- PAGE TEXT
#####

Reuters historical calendar - February 18
London, Feb 17 (Reuters) Following are some of the major events to have occurred on February 18 since 1900: 1930 - Clyde William Tombaugh discovered the planet Pluto, working with photographic plates at the Lowell Observatory in Flagstaff, Arizona.
1956 - The French composer Gustave Charpentier died.
1960 - Argentina, Brazil, Chile, Mexico, Paraguay, Peru and Uruguay agreed to form a Latin American Free Trade Association.
1967 - The American physicist Robert Oppenheimer, widely known as the father of the atomic bomb, died.
1994 - Delegates from 130 countries agreed at a United Nations conference in Geneva on the need to cut greenhouse gas emissions to halt global warming.
1998 - Former Zambian president Kenneth Kaunda was formally charged over his alleged role in a coup attempt in October 1997.
1998 - Mya Than Tint, one of Myanmar's (Burma's) most renowned and admired authors, died aged 69.
2000 - Iranian President Mohammad Khatami's reformist allies won a stunning victory in parliamentary elections.
2001 - Count Balthazar Klossowski de Rola, French-born realist painter known as Balthus, died aged 92.

#####

- WHAT THIS EXERCISE ASKS
[a] From the February 18 calendar, output the text starting with "1967 - The American" and going on through "died aged 92.".
[b] According to the February 18 calendar, at which observatory did Clyde William Tombaugh discover Pluto?
[c] Shorten the paragraph of the February 18 calendar that begins "London, Feb 17 (Reuters)" and keep its main facts.

(Excerpts from a dataset)
#####

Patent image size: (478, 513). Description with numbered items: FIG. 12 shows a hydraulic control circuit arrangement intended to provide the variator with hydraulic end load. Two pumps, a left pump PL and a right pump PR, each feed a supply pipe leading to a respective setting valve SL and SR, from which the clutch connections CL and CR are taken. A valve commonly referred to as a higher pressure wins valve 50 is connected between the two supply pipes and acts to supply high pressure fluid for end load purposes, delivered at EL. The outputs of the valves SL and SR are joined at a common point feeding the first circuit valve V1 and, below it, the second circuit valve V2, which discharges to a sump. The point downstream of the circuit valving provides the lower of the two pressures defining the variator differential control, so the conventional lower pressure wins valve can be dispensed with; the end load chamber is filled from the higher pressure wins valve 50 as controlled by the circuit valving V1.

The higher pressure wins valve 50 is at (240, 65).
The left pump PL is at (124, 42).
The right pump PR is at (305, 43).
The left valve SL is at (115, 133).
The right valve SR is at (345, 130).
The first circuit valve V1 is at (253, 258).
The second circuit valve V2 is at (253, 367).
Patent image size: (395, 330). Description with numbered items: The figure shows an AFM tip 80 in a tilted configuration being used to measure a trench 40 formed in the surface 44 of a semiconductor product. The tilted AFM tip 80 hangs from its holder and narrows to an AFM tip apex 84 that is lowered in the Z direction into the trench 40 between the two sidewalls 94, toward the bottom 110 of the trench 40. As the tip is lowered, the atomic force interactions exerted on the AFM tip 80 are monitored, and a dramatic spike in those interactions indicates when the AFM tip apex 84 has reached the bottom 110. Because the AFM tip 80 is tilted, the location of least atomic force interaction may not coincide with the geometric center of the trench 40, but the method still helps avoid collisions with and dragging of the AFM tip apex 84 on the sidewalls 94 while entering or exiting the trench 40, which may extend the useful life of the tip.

#####

- ANSWERS TO EACH TASK
[a]
1967 - The American physicist Robert Oppenheimer, widely known as the father of the atomic bomb, died.
1994 - Delegates from 130 countries agreed at a United Nations conference in Geneva on the need to cut greenhouse gas emissions to halt global warming.
1998 - Former Zambian president Kenneth Kaunda was formally charged over his alleged role in a coup attempt in October 1997.
1998 - Mya Than Tint, one of Myanmar's (Burma's) most renowned and admired authors, died aged 69.
2000 - Iranian President Mohammad Khatami's reformist allies won a stunning victory in parliamentary elections.
2001 - Count Balthazar Klossowski de Rola, French-born realist painter known as Balthus, died aged 92.

[b] The Lowell Observatory in Flagstaff, Arizona.

[c] Reuters lists major events on February 18 since 1900. The first is from 1930, when Clyde William Tombaugh discovered Pluto using photographic plates at the Lowell Observatory in Flagstaff, Arizona.